Find all lines in the records that include the word "this", and copy them out.

**Record set**

◇ ◇ ◇

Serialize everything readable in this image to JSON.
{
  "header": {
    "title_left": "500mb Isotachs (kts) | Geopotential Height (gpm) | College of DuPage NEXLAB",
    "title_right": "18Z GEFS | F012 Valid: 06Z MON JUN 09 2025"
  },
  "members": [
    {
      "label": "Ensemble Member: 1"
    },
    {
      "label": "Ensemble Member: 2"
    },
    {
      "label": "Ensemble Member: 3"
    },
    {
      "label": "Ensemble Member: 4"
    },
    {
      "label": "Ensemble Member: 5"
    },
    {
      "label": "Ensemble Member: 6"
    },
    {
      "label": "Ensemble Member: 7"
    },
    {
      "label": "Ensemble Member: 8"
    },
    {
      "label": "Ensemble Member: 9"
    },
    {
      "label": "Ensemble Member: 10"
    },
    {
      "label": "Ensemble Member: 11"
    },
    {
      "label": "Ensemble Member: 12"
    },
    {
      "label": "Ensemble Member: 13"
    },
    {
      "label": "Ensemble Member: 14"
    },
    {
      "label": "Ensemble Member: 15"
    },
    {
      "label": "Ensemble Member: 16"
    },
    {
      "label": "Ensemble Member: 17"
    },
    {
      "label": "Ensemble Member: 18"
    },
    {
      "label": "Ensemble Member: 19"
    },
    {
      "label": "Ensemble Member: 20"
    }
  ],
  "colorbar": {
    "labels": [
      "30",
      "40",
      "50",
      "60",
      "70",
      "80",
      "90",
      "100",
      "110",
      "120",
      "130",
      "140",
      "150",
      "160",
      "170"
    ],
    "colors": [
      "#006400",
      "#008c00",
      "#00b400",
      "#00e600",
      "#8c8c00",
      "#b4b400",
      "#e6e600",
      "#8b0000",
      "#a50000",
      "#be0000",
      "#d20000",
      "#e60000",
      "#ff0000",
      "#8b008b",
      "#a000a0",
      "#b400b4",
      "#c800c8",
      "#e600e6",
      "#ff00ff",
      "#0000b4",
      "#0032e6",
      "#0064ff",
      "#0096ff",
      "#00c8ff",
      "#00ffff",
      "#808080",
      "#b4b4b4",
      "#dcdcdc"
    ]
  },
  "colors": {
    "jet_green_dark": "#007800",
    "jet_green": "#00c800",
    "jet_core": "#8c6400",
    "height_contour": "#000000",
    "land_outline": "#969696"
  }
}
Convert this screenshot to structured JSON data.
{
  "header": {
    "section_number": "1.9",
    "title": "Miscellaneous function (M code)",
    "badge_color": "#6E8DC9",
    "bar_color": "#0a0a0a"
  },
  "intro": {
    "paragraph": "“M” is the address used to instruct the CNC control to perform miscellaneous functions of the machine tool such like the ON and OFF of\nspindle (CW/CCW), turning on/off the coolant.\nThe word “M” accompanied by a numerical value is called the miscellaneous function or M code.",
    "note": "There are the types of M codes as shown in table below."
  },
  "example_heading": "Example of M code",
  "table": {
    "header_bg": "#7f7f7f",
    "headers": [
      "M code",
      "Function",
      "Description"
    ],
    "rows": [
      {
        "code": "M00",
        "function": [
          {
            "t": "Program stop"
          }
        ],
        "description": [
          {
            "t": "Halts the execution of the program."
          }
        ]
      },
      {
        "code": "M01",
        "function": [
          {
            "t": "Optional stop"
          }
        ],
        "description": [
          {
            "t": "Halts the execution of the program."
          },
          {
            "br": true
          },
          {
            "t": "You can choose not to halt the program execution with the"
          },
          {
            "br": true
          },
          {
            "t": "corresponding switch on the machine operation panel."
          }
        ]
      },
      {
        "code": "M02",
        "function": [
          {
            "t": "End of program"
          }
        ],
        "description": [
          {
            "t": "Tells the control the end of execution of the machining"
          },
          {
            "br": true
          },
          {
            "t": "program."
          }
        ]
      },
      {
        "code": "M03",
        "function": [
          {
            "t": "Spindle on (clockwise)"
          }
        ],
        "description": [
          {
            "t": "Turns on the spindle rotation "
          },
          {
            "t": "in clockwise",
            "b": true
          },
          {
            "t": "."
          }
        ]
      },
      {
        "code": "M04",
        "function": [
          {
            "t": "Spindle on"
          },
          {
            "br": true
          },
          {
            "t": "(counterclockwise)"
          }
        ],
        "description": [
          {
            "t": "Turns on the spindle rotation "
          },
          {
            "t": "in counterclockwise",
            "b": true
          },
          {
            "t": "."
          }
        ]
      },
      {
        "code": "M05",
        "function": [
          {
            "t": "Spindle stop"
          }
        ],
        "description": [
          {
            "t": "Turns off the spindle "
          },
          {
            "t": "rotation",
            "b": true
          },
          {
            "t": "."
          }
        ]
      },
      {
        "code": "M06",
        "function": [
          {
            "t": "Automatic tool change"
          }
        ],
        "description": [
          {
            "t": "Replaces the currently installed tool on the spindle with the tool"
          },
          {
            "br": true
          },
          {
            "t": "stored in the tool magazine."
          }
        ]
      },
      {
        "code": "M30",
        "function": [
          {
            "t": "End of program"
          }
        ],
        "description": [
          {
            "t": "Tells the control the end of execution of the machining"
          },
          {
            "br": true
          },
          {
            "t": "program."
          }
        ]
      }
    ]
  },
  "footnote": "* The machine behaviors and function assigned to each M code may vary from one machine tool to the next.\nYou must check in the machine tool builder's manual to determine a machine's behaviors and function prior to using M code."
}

◇ ◇ ◇

**Exercise output**
Serialize everything readable in this image to JSON.
Convert this screenshot to structured JSON data.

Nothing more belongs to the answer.